Instructions to follow => Answer with one number: the count of lines in the listing below that hold the word "text".

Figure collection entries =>
· · · · · · ·
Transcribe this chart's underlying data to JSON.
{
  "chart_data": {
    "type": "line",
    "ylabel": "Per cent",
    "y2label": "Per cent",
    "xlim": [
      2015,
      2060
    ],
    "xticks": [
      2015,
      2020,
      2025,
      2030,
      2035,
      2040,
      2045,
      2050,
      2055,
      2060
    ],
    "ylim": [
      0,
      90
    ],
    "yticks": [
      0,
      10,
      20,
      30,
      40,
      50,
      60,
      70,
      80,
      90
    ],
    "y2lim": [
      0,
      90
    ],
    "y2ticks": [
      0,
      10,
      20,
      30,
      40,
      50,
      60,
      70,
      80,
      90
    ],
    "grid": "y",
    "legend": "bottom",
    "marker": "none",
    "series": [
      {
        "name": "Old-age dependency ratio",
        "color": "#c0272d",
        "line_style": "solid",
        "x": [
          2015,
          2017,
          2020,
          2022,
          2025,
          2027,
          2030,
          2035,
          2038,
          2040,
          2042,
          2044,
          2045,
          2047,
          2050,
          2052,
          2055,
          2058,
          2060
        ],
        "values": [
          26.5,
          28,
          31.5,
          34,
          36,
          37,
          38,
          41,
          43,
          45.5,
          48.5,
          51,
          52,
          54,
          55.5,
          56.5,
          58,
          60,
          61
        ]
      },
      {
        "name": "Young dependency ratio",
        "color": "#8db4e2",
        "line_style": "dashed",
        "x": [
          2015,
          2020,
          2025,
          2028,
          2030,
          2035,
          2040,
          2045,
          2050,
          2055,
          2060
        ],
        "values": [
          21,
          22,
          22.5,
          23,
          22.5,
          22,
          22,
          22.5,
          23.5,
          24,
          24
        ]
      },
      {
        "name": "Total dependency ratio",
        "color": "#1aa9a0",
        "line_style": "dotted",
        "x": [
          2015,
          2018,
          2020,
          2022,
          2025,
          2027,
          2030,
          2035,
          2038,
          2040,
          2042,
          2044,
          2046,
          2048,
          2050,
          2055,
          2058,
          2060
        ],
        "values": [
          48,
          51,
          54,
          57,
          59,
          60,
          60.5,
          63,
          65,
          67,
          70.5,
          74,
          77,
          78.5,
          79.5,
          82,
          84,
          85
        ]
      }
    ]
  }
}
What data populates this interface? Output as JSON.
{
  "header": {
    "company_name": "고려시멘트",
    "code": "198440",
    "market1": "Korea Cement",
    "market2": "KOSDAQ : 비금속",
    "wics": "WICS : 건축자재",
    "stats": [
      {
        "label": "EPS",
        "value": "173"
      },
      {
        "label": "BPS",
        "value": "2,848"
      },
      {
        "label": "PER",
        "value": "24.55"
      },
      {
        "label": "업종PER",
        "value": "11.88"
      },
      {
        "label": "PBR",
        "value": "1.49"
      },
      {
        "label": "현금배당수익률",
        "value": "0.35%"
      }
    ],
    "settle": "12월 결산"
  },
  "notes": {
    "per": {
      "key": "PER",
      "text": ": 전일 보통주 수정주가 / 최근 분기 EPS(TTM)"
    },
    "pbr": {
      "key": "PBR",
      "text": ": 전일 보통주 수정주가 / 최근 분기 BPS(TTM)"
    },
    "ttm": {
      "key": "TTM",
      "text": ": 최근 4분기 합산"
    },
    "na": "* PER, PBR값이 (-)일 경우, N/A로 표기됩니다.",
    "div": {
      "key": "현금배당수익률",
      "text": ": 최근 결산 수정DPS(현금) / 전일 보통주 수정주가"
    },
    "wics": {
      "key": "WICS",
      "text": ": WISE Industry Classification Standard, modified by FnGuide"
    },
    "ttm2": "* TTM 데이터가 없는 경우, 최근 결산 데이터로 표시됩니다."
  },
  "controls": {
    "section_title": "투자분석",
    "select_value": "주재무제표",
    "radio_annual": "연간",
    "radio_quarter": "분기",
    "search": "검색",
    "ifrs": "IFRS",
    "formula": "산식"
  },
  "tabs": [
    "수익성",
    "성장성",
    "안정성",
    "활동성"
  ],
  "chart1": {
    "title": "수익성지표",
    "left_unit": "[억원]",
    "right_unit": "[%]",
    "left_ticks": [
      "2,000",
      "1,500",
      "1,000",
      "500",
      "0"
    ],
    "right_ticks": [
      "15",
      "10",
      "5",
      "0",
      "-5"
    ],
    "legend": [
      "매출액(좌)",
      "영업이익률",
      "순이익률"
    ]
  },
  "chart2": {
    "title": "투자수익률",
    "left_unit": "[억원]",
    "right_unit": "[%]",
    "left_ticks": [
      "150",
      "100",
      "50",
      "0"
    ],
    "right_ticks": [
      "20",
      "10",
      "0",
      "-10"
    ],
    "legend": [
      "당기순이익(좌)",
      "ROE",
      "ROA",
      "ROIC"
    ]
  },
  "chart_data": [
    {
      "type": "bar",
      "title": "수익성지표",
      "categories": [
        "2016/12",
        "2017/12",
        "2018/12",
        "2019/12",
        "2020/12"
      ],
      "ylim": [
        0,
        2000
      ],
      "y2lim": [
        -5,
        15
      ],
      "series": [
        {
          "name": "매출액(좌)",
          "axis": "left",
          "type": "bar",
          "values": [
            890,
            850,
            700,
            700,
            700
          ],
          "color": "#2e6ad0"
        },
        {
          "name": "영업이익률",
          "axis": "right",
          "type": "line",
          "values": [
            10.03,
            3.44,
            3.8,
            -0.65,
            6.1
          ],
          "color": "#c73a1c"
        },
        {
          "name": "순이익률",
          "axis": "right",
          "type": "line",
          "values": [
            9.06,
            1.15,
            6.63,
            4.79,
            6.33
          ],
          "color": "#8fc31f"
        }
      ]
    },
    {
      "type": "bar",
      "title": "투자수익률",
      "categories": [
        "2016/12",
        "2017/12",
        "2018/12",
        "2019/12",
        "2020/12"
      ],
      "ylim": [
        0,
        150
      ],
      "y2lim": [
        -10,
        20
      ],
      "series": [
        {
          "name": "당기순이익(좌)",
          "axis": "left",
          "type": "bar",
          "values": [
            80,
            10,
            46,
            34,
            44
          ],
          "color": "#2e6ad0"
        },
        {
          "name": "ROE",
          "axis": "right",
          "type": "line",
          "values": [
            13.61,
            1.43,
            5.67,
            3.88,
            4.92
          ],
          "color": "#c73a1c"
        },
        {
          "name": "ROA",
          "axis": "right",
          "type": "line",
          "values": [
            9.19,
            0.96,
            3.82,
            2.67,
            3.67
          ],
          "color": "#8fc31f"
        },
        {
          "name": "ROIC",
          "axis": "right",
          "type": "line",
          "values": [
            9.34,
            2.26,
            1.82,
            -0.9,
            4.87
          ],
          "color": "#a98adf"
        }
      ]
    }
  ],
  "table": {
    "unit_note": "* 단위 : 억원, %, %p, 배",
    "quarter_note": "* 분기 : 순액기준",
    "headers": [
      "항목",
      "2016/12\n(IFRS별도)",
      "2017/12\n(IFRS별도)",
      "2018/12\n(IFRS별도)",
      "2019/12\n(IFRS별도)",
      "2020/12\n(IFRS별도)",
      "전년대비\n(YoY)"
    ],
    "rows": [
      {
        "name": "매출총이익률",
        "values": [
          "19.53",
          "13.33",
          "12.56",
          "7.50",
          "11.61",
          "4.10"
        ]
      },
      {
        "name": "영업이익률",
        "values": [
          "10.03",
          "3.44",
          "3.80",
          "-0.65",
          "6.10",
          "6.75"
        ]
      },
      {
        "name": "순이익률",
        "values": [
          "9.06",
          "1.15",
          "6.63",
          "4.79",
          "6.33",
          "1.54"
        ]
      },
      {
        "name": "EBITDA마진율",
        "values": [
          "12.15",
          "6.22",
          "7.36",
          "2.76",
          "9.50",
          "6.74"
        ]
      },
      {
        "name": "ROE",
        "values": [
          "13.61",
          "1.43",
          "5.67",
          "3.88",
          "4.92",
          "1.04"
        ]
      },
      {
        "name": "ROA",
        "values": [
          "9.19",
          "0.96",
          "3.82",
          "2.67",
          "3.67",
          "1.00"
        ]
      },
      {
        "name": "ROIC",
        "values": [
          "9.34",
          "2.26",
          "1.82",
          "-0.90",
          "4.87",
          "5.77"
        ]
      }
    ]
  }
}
· · · · · · ·
Final result => 5